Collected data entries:
______________________________
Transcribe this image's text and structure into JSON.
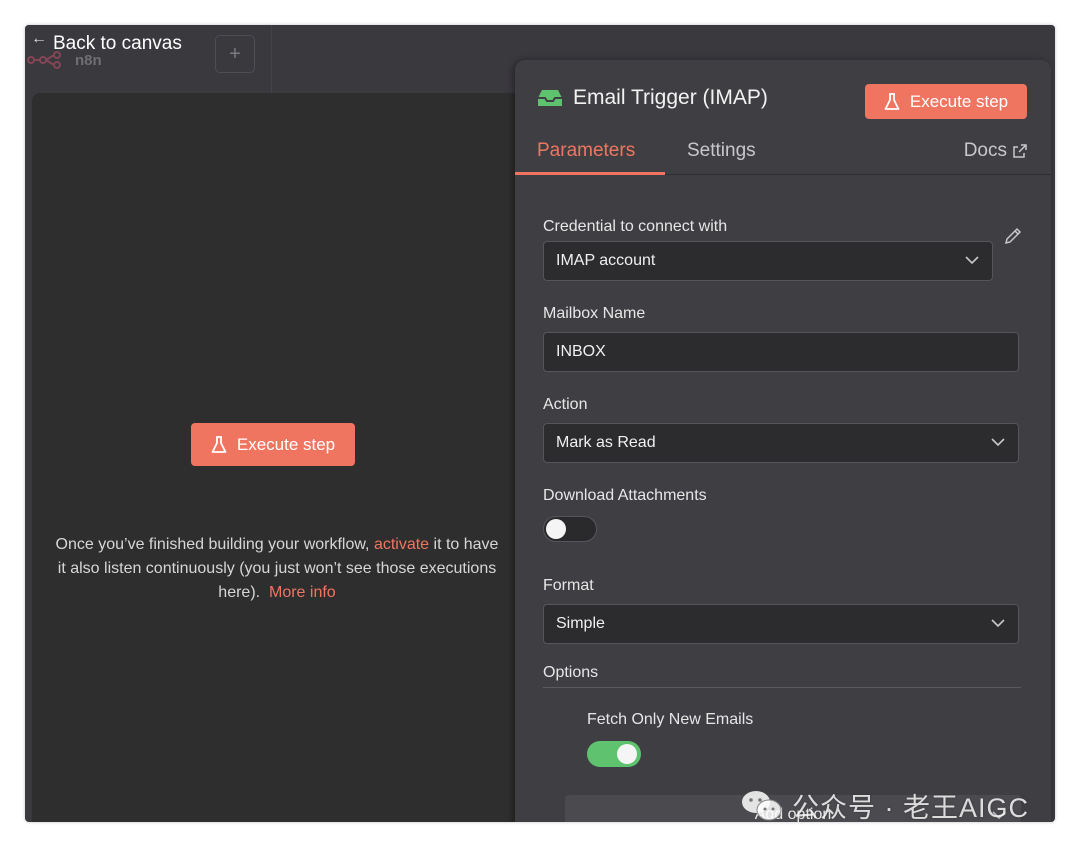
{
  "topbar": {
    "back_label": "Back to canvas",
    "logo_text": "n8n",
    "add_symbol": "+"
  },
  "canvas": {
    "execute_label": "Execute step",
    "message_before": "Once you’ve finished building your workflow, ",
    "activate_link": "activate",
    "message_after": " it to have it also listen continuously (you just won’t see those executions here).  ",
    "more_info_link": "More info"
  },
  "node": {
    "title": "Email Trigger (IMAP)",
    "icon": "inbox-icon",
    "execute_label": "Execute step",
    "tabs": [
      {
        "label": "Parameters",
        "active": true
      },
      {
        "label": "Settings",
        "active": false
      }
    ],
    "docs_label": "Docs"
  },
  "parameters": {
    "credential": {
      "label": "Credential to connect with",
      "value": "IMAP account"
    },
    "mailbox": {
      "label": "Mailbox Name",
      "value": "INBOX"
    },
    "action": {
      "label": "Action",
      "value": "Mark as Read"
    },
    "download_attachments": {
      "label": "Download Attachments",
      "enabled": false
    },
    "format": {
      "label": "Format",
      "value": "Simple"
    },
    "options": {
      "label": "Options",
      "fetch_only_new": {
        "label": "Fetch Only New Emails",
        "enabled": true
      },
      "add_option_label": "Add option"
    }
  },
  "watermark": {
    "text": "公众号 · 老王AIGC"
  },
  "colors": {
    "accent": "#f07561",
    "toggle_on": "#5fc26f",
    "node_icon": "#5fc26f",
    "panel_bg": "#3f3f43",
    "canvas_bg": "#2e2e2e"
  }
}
______________________________
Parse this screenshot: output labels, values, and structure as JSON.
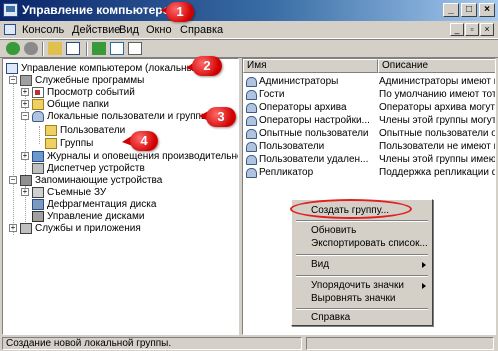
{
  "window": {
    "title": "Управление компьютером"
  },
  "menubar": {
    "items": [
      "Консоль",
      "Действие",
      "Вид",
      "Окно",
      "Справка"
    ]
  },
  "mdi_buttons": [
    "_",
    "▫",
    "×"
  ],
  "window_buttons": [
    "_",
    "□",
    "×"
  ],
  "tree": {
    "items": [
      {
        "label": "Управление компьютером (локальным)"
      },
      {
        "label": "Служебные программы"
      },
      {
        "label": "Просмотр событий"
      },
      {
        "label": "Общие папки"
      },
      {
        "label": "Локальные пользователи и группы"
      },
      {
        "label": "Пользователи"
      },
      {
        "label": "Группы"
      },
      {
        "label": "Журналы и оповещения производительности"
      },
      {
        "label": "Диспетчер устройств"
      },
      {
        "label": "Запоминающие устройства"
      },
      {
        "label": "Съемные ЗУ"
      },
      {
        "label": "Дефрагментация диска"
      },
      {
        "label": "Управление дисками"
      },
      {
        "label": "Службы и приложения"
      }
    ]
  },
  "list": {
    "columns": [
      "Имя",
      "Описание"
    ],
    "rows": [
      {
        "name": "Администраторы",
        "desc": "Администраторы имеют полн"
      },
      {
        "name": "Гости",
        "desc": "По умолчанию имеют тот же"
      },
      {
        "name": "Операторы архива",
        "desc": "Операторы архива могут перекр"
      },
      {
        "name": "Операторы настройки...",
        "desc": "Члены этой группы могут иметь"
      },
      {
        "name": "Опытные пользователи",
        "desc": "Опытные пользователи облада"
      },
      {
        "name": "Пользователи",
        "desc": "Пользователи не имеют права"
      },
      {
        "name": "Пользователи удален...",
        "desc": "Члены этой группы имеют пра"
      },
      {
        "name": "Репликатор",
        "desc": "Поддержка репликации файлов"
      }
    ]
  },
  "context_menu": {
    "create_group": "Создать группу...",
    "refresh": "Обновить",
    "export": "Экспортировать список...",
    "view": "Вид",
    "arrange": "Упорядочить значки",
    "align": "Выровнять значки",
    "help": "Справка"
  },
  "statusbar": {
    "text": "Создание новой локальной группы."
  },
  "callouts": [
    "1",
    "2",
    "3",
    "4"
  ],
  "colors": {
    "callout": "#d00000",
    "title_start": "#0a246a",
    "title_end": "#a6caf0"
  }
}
______________________________
◆ Task prompt ◆
Every line in the data above that contains "structure" needs to be copied.

◆ Correct answer ◆
Transcribe this image's text and structure into JSON.
Parse this screenshot: output labels, values, and structure as JSON.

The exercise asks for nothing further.